> RECORDS PROVIDED
^^^^^^^^^^^^^^^^

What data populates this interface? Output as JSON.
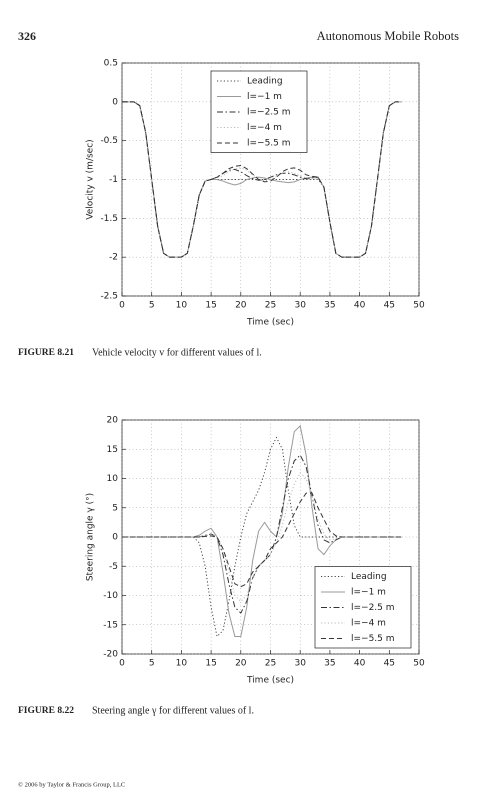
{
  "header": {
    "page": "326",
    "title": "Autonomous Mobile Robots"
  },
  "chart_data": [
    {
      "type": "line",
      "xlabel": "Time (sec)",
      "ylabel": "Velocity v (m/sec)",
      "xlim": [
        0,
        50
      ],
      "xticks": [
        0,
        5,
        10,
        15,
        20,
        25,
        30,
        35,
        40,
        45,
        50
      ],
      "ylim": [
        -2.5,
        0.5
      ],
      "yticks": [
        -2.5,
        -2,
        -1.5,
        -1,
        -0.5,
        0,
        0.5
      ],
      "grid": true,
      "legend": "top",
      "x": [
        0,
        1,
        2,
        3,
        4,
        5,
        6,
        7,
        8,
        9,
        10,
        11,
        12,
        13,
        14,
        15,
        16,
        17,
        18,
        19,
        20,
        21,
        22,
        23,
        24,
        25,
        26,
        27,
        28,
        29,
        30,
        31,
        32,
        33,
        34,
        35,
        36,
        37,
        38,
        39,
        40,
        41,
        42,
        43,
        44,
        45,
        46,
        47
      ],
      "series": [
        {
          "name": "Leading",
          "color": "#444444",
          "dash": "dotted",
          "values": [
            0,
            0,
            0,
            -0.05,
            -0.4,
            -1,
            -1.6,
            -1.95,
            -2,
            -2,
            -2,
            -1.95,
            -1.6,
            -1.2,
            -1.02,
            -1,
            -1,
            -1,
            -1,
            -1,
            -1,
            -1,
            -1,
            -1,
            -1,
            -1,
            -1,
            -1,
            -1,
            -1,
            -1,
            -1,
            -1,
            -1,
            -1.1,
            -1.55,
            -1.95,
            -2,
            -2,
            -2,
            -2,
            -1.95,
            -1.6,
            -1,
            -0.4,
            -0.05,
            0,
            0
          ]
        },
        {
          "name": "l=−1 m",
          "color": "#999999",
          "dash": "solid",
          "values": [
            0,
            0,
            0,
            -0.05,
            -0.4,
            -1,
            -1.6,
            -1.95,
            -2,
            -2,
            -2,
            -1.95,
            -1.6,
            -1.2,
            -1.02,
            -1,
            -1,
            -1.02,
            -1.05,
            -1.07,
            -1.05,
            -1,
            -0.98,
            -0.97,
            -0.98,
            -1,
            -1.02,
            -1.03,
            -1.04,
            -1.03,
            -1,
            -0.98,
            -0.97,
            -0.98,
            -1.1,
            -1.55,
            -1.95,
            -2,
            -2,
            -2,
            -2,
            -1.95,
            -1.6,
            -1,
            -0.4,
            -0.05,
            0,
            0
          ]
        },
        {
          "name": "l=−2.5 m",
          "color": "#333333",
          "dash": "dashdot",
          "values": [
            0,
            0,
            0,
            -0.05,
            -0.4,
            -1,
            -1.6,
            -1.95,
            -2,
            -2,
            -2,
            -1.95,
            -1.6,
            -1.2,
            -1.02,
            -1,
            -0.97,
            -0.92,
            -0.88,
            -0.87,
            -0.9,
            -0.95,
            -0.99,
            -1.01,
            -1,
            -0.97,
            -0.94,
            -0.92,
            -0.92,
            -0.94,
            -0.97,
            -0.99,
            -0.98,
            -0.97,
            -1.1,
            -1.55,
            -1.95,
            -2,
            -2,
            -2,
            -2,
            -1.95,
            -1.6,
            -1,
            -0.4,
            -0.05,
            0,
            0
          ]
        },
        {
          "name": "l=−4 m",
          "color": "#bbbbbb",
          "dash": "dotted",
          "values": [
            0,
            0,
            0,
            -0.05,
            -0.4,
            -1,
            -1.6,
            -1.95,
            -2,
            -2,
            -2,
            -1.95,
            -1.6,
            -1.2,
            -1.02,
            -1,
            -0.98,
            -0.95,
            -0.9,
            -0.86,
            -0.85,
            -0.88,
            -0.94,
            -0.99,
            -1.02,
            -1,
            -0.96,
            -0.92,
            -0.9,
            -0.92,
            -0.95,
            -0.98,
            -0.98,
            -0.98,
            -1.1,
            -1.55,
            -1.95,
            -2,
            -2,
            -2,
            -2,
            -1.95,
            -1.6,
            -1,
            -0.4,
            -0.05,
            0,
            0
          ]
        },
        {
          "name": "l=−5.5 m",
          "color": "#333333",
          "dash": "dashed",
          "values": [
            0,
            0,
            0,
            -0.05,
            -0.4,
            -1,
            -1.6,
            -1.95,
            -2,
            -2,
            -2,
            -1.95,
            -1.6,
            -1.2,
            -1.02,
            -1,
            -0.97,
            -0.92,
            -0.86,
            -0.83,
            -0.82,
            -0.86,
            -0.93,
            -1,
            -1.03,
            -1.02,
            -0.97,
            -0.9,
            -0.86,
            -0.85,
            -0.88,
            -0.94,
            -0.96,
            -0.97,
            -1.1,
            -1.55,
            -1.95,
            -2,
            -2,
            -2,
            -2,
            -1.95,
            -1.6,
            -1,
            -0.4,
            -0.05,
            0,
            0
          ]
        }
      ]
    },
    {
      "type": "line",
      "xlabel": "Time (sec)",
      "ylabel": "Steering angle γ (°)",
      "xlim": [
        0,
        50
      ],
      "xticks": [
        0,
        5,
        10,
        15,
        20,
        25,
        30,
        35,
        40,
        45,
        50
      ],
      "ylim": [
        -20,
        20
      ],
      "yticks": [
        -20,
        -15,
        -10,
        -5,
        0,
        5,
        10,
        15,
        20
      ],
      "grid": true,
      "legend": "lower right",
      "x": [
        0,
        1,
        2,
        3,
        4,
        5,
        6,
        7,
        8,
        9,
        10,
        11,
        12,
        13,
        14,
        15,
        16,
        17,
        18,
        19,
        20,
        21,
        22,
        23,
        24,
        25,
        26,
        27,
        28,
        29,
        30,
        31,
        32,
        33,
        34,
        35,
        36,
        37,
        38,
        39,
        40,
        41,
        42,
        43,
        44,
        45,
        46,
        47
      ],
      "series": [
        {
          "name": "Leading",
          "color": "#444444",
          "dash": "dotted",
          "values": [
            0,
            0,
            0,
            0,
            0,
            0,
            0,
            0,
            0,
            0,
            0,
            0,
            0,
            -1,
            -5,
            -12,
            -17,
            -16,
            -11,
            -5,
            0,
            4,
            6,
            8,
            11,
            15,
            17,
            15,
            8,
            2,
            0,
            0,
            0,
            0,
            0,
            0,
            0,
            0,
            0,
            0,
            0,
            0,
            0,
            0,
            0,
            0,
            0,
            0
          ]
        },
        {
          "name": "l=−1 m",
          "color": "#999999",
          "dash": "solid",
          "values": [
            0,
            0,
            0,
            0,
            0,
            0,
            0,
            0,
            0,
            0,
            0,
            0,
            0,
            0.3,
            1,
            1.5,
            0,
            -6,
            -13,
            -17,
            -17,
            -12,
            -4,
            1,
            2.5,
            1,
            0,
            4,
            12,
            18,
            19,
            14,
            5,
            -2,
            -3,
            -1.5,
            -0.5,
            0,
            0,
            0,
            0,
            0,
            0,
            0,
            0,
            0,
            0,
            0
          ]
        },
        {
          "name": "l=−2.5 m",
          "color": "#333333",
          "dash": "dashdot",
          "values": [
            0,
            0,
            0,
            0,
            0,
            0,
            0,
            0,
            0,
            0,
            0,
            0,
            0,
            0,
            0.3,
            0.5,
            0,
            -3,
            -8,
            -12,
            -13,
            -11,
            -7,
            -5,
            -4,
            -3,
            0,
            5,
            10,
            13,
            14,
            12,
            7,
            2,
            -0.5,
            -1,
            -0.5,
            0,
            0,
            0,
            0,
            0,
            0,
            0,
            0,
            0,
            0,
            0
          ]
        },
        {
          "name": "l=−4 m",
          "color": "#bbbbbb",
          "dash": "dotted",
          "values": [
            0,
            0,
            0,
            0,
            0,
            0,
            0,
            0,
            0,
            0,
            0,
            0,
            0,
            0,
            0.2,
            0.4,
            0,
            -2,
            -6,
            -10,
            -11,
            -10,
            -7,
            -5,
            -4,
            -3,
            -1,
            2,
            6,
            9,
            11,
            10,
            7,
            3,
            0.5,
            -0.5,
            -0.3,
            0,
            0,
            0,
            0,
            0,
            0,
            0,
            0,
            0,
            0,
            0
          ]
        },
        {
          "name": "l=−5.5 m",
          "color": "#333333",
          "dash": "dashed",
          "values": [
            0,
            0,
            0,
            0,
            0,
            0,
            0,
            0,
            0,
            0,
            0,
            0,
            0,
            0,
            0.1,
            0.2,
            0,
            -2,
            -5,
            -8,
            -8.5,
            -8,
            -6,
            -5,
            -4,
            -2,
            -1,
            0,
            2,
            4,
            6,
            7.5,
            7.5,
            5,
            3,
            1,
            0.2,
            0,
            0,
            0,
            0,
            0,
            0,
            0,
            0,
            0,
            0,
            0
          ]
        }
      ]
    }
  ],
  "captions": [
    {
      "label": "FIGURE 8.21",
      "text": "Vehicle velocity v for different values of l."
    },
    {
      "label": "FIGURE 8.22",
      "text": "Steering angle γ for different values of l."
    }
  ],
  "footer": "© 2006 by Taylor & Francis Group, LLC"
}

^^^^^^^^^^^^^^^^

> DIRECTIONS FOR THIS TASK
Return each line that includes "text".

> REPLY
      "text": "Vehicle velocity v for different values of l."
      "text": "Steering angle γ for different values of l."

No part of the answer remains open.